## Task statement
Collect all the lines that mention the word "bytes".

## Provided records

..........

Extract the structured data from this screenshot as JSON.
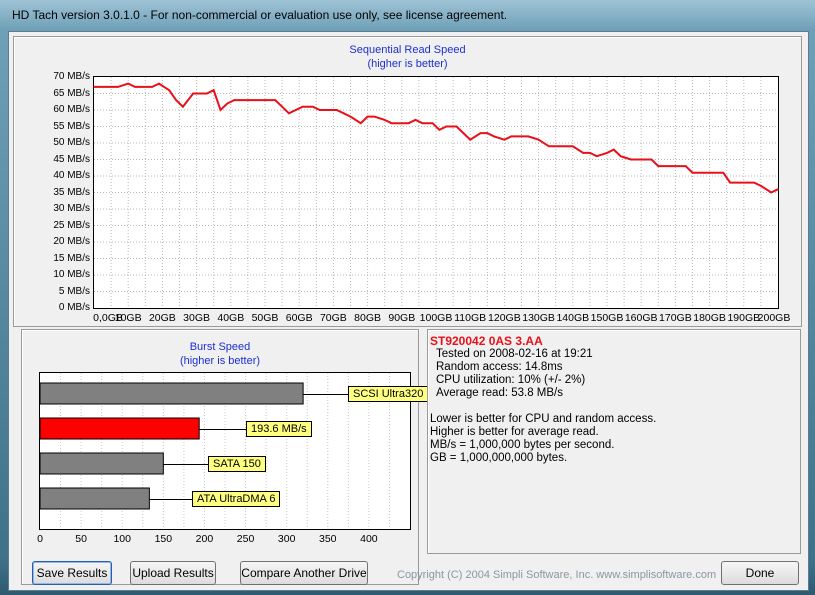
{
  "window": {
    "title": "HD Tach version 3.0.1.0  - For non-commercial or evaluation use only, see license agreement."
  },
  "sequential": {
    "title": "Sequential Read Speed",
    "subtitle": "(higher is better)",
    "y_ticks": [
      "70 MB/s",
      "65 MB/s",
      "60 MB/s",
      "55 MB/s",
      "50 MB/s",
      "45 MB/s",
      "40 MB/s",
      "35 MB/s",
      "30 MB/s",
      "25 MB/s",
      "20 MB/s",
      "15 MB/s",
      "10 MB/s",
      "5 MB/s",
      "0 MB/s"
    ],
    "x_ticks": [
      "0,0GB",
      "10GB",
      "20GB",
      "30GB",
      "40GB",
      "50GB",
      "60GB",
      "70GB",
      "80GB",
      "90GB",
      "100GB",
      "110GB",
      "120GB",
      "130GB",
      "140GB",
      "150GB",
      "160GB",
      "170GB",
      "180GB",
      "190GB",
      "200GB"
    ]
  },
  "chart_data": [
    {
      "type": "line",
      "title": "Sequential Read Speed",
      "subtitle": "(higher is better)",
      "xlabel": "",
      "ylabel": "",
      "xlim": [
        0,
        200
      ],
      "ylim": [
        0,
        70
      ],
      "x_unit": "GB",
      "y_unit": "MB/s",
      "grid": true,
      "series": [
        {
          "color": "#e8101a",
          "x": [
            0,
            4,
            7,
            10,
            12,
            14,
            17,
            19,
            22,
            24,
            26,
            29,
            30,
            33,
            35,
            37,
            39,
            41,
            44,
            47,
            50,
            53,
            55,
            57,
            59,
            61,
            64,
            66,
            68,
            71,
            73,
            75,
            78,
            80,
            82,
            85,
            87,
            89,
            92,
            94,
            96,
            99,
            101,
            103,
            106,
            108,
            110,
            113,
            115,
            117,
            120,
            122,
            124,
            127,
            130,
            133,
            136,
            138,
            140,
            143,
            145,
            147,
            150,
            152,
            154,
            157,
            159,
            161,
            163,
            165,
            168,
            171,
            173,
            175,
            178,
            181,
            184,
            186,
            188,
            191,
            193,
            195,
            198,
            200
          ],
          "y": [
            67,
            67,
            67,
            68,
            67,
            67,
            67,
            68,
            66,
            63,
            61,
            65,
            65,
            65,
            66,
            60,
            62,
            63,
            63,
            63,
            63,
            63,
            61,
            59,
            60,
            61,
            61,
            60,
            60,
            60,
            59,
            58,
            56,
            58,
            58,
            57,
            56,
            56,
            56,
            57,
            56,
            56,
            54,
            55,
            55,
            53,
            51,
            53,
            53,
            52,
            51,
            52,
            52,
            52,
            51,
            49,
            49,
            49,
            49,
            47,
            47,
            46,
            47,
            48,
            46,
            45,
            45,
            45,
            45,
            43,
            43,
            43,
            43,
            41,
            41,
            41,
            41,
            38,
            38,
            38,
            38,
            37,
            35,
            36
          ]
        }
      ]
    },
    {
      "type": "bar",
      "title": "Burst Speed",
      "subtitle": "(higher is better)",
      "orientation": "horizontal",
      "xlim": [
        0,
        450
      ],
      "x_ticks": [
        "0",
        "50",
        "100",
        "150",
        "200",
        "250",
        "300",
        "350",
        "400"
      ],
      "categories": [
        "SCSI Ultra320",
        "193.6 MB/s",
        "SATA 150",
        "ATA UltraDMA 6"
      ],
      "values": [
        320,
        193.6,
        150,
        133
      ],
      "colors": [
        "#808080",
        "#ff0000",
        "#808080",
        "#808080"
      ],
      "grid": true
    }
  ],
  "info": {
    "drive": "ST920042 0AS 3.AA",
    "tested": "Tested on 2008-02-16 at 19:21",
    "random_access": "Random access: 14.8ms",
    "cpu": "CPU utilization: 10% (+/- 2%)",
    "average_read": "Average read: 53.8 MB/s",
    "note1": "Lower is better for CPU and random access.",
    "note2": "Higher is better for average read.",
    "note3": "MB/s = 1,000,000 bytes per second.",
    "note4": "GB = 1,000,000,000 bytes."
  },
  "buttons": {
    "save": "Save Results",
    "upload": "Upload Results",
    "compare": "Compare Another Drive",
    "done": "Done"
  },
  "copyright": "Copyright (C) 2004 Simpli Software, Inc. www.simplisoftware.com"
}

..........

## The answer
    "note3": "MB/s = 1,000,000 bytes per second.",
    "note4": "GB = 1,000,000,000 bytes."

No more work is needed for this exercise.